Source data
-- begin --
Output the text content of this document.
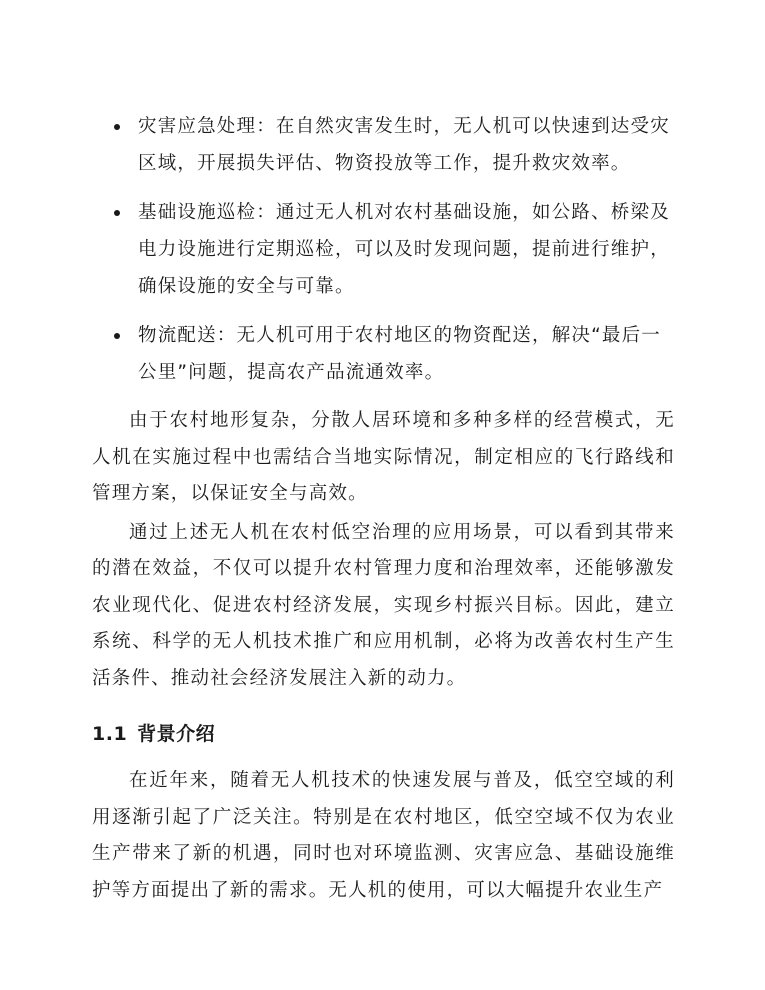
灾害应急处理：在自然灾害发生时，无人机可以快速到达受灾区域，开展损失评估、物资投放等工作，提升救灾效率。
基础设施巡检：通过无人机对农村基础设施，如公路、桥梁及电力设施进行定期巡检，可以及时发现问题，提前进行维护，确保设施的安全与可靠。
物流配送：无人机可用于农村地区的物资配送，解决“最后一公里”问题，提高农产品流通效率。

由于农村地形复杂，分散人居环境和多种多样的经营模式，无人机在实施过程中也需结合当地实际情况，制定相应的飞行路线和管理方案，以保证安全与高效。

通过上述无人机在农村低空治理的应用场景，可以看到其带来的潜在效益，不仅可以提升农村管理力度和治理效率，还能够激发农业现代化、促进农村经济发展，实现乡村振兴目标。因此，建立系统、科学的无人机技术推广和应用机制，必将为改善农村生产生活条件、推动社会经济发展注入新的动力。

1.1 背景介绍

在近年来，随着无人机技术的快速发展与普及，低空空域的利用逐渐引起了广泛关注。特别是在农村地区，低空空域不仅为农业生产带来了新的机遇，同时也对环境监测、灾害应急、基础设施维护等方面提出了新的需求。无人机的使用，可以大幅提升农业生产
-- end --
### What to work on
Can the entries above be repeated exactly, without their pictures?

### Complete answer
Output the text content of this document.
灾害应急处理：在自然灾害发生时，无人机可以快速到达受灾区域，开展损失评估、物资投放等工作，提升救灾效率。
基础设施巡检：通过无人机对农村基础设施，如公路、桥梁及电力设施进行定期巡检，可以及时发现问题，提前进行维护，确保设施的安全与可靠。
物流配送：无人机可用于农村地区的物资配送，解决“最后一公里”问题，提高农产品流通效率。

由于农村地形复杂，分散人居环境和多种多样的经营模式，无人机在实施过程中也需结合当地实际情况，制定相应的飞行路线和管理方案，以保证安全与高效。

通过上述无人机在农村低空治理的应用场景，可以看到其带来的潜在效益，不仅可以提升农村管理力度和治理效率，还能够激发农业现代化、促进农村经济发展，实现乡村振兴目标。因此，建立系统、科学的无人机技术推广和应用机制，必将为改善农村生产生活条件、推动社会经济发展注入新的动力。

1.1 背景介绍

在近年来，随着无人机技术的快速发展与普及，低空空域的利用逐渐引起了广泛关注。特别是在农村地区，低空空域不仅为农业生产带来了新的机遇，同时也对环境监测、灾害应急、基础设施维护等方面提出了新的需求。无人机的使用，可以大幅提升农业生产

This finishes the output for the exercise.